[WHAT THIS TASK INVOLVES]
Scan the entries below and extract each line with the word "Please" in it.

-- start DATASET EXCERPTS --

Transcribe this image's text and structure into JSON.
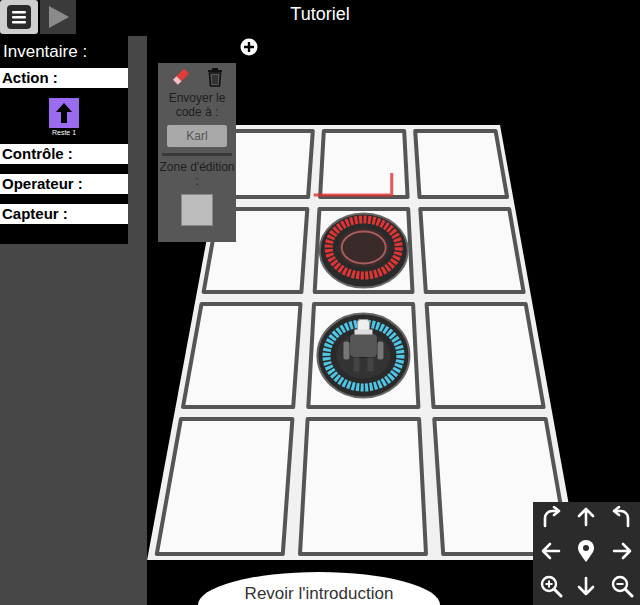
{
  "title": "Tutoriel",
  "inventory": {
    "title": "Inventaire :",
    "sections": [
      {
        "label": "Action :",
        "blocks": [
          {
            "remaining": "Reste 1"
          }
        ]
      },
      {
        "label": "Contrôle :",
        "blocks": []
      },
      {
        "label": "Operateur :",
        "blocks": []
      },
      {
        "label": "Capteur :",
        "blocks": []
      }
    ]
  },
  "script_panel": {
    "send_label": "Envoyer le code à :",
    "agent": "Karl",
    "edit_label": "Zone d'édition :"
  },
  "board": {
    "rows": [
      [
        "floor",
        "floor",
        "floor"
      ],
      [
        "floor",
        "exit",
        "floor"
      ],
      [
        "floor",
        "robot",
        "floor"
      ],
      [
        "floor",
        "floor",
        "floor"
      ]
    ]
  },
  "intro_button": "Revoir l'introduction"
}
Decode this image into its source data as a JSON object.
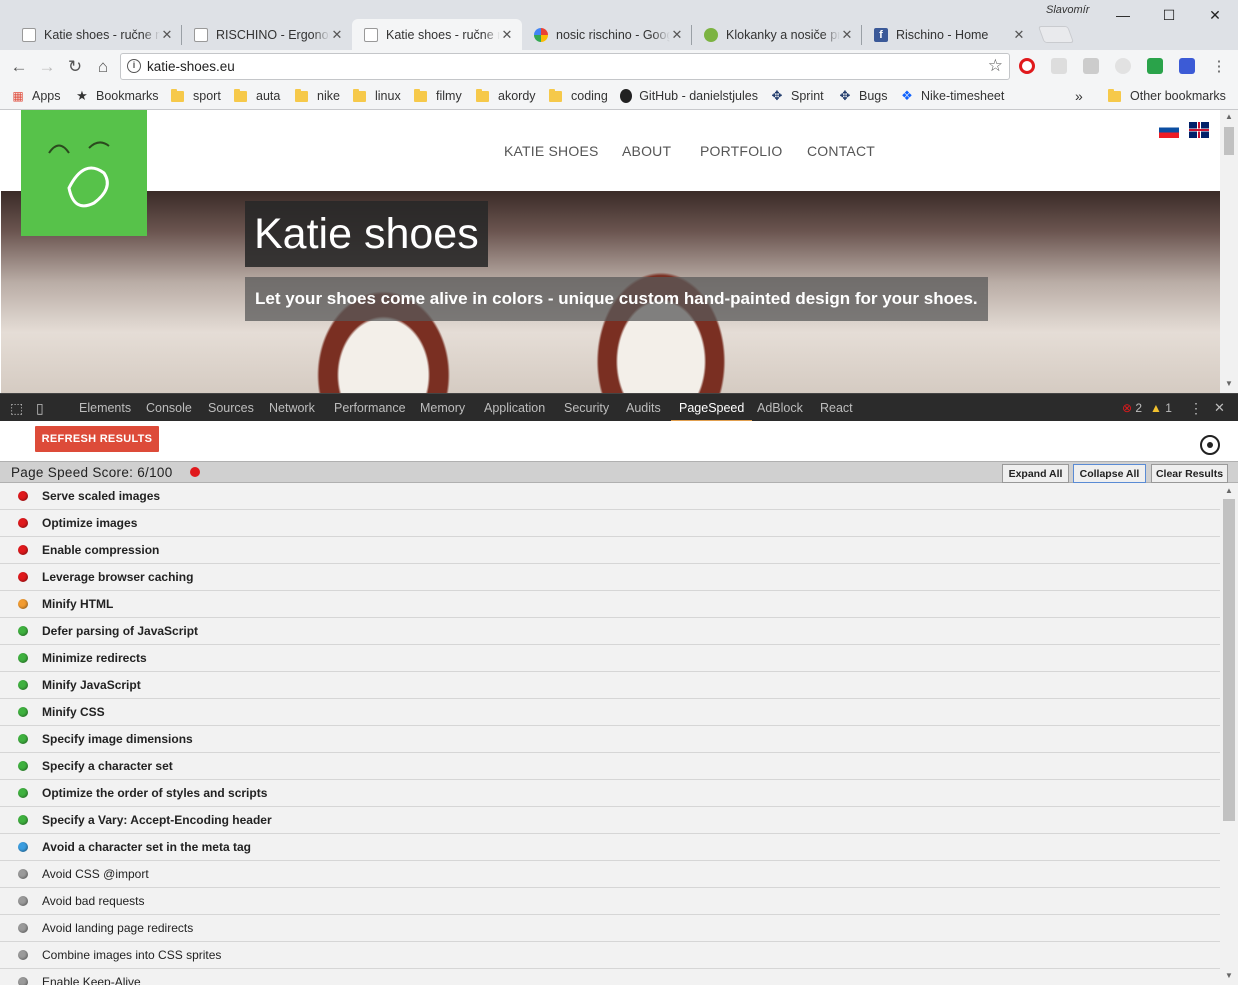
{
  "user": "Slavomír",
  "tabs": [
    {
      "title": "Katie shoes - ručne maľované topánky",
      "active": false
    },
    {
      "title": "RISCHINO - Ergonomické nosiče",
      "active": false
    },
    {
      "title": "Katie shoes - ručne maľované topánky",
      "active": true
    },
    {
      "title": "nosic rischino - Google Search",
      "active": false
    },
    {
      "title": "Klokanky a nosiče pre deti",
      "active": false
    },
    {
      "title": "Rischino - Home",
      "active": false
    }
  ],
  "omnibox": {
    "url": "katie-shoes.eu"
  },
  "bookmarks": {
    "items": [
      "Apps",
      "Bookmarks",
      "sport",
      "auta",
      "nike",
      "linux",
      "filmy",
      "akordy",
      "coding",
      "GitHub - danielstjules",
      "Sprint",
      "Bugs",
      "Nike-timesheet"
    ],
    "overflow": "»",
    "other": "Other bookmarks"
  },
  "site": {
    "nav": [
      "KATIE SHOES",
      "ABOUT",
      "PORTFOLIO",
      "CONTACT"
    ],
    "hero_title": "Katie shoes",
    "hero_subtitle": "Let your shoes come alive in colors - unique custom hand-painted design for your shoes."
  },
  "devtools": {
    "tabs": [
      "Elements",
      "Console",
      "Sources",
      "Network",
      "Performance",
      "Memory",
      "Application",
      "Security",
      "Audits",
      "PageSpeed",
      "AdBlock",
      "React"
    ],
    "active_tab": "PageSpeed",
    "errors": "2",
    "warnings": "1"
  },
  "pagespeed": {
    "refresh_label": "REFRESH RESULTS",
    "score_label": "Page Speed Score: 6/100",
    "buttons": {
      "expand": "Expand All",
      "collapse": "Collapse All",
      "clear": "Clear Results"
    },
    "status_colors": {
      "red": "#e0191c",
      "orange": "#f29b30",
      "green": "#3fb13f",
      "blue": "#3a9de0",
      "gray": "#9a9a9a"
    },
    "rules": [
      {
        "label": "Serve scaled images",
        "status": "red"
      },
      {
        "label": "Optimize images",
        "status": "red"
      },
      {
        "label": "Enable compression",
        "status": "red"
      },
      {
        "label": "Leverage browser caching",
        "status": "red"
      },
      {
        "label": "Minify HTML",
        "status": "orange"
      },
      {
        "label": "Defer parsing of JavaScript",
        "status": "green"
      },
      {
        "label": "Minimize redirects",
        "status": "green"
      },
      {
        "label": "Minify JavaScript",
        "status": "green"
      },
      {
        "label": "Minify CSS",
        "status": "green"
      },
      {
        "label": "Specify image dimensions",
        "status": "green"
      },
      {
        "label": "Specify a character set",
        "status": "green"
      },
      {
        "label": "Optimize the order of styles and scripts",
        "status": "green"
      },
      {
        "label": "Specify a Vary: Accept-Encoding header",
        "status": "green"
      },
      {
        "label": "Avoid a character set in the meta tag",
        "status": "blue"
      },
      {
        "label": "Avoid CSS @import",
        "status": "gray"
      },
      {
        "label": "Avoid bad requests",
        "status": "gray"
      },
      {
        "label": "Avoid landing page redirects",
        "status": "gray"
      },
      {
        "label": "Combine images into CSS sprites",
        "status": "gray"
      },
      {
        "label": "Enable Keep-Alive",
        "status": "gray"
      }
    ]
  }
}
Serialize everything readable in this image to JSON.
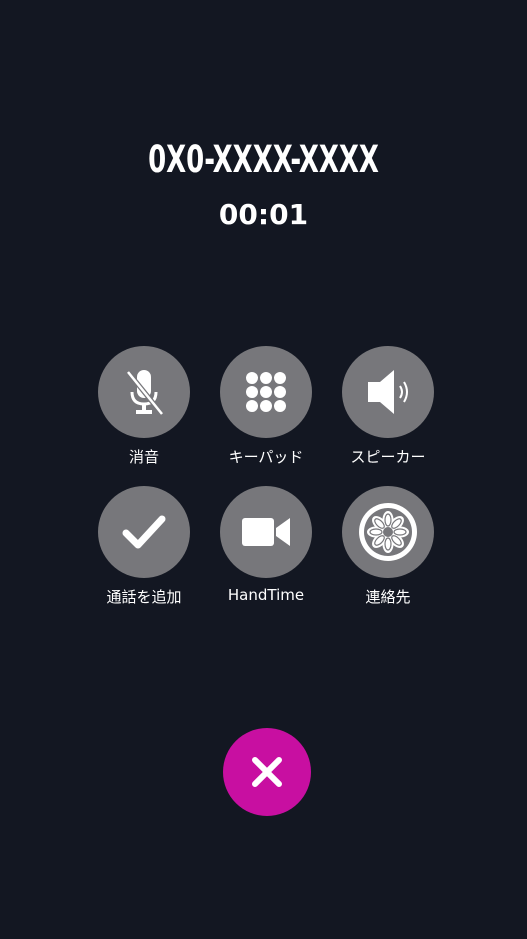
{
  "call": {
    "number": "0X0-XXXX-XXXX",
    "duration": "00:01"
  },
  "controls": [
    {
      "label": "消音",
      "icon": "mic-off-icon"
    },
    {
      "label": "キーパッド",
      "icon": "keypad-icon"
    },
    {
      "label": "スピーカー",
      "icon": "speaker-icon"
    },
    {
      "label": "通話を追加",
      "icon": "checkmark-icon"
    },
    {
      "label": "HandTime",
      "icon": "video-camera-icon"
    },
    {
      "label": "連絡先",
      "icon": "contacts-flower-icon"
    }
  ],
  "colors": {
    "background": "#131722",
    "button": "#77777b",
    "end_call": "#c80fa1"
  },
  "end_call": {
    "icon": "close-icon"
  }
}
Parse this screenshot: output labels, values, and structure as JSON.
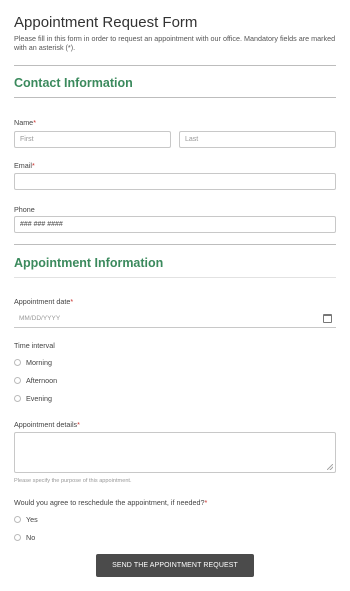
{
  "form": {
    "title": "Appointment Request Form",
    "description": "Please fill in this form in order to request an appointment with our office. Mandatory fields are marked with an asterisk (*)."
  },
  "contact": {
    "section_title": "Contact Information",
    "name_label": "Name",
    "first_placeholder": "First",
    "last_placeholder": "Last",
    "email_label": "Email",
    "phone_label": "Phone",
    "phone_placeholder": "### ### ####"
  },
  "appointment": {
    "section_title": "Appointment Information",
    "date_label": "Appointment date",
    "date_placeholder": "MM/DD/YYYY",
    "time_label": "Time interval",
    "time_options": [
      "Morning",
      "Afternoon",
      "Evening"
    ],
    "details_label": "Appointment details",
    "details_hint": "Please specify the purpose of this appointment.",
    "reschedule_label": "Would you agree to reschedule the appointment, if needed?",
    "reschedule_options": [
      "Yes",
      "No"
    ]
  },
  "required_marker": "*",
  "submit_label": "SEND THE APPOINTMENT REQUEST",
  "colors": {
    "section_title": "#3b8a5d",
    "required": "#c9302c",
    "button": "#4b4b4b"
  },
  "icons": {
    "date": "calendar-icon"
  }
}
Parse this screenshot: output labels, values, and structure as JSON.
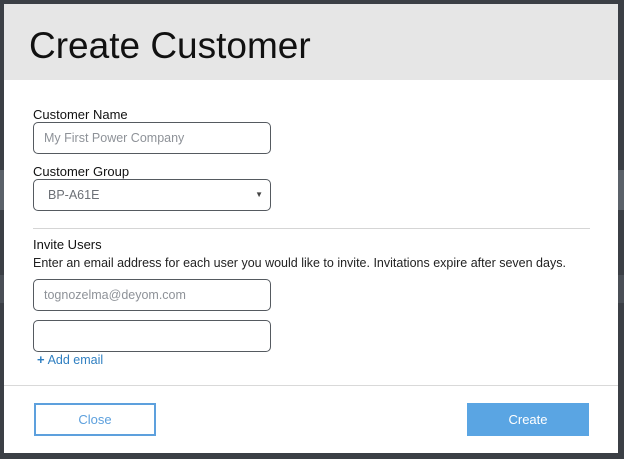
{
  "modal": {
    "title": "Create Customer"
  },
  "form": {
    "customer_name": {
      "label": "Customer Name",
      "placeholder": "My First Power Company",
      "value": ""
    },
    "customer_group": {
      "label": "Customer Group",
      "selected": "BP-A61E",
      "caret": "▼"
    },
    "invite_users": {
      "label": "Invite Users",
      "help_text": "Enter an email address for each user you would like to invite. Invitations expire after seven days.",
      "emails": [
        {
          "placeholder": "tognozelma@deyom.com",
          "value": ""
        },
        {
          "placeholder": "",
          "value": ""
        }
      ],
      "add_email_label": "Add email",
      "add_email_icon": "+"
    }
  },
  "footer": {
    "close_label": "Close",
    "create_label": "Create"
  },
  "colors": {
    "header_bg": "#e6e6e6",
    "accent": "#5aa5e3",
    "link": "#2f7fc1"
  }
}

-- end DATASET EXCERPTS --

[ANSWER IN FULL]
    "description": "Please fill in this form in order to request an appointment with our office. Mandatory fields are marked with an asterisk (*)."
    "details_hint": "Please specify the purpose of this appointment.",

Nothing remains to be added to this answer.